(Extracted records)
* * *
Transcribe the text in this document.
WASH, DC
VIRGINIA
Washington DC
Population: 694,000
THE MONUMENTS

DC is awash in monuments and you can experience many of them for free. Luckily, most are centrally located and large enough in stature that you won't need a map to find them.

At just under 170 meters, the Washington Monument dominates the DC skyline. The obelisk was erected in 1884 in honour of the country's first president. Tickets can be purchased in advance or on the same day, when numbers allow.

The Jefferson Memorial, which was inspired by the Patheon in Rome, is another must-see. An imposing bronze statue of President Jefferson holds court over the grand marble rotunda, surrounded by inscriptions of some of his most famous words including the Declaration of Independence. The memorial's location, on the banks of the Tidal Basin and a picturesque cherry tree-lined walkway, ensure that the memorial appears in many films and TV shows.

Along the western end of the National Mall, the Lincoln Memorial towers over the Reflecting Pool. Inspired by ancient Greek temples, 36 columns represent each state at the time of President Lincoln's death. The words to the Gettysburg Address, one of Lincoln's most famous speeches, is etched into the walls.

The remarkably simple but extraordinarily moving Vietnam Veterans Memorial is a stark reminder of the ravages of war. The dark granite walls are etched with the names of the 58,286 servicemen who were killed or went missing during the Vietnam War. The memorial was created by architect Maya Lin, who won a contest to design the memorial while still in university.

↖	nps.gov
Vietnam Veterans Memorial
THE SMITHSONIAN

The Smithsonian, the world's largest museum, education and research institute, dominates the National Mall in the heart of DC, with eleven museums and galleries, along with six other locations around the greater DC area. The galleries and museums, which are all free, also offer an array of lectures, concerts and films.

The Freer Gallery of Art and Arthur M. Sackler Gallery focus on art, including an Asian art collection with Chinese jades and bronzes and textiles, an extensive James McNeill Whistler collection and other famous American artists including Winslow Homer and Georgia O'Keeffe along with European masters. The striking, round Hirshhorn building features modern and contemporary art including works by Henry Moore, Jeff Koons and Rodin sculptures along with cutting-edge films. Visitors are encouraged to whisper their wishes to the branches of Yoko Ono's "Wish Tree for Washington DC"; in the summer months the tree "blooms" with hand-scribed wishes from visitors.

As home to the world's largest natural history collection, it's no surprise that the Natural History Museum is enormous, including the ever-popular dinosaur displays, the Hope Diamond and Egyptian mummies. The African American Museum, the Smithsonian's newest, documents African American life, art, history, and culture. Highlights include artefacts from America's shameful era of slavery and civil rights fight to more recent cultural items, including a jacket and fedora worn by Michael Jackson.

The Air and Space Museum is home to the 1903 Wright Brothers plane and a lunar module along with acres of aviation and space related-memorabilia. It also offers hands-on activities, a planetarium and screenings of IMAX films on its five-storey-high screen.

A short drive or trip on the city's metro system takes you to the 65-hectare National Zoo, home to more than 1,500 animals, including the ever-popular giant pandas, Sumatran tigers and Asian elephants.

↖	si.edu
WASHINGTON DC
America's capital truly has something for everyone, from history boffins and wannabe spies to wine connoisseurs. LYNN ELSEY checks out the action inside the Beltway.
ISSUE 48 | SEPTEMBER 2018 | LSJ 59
* * *
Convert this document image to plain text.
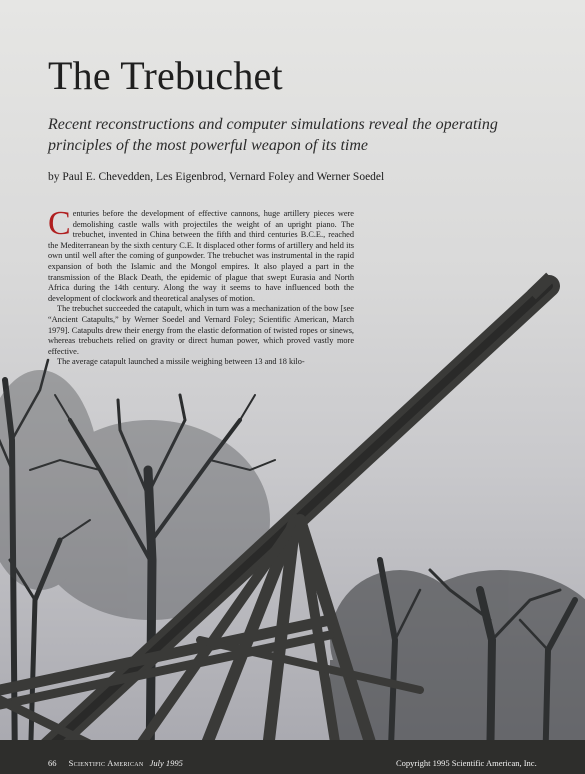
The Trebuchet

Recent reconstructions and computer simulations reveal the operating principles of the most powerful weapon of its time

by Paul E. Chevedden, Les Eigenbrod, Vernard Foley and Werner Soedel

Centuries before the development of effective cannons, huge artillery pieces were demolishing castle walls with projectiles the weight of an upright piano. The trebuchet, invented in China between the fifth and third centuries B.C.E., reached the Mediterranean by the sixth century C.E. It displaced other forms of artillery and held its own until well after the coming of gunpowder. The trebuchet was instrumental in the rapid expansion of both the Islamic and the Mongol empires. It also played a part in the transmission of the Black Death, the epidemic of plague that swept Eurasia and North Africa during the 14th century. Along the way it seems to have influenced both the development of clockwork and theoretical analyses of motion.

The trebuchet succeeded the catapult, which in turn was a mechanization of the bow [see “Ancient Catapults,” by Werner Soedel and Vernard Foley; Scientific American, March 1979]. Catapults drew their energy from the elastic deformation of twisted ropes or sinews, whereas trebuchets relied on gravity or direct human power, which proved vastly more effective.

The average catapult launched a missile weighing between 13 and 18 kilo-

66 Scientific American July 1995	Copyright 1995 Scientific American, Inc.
* * *
▶ [GOAL]
Track down every line of the material containing the string "dominates", and copy it.

▶ [EXERCISE ANSWER]
At just under 170 meters, the Washington Monument dominates the DC skyline. The obelisk was erected in 1884 in honour of the country's first president. Tickets can be purchased in advance or on the same day, when numbers allow.
The Smithsonian, the world's largest museum, education and research institute, dominates the National Mall in the heart of DC, with eleven museums and galleries, along with six other locations around the greater DC area. The galleries and museums, which are all free, also offer an array of lectures, concerts and films.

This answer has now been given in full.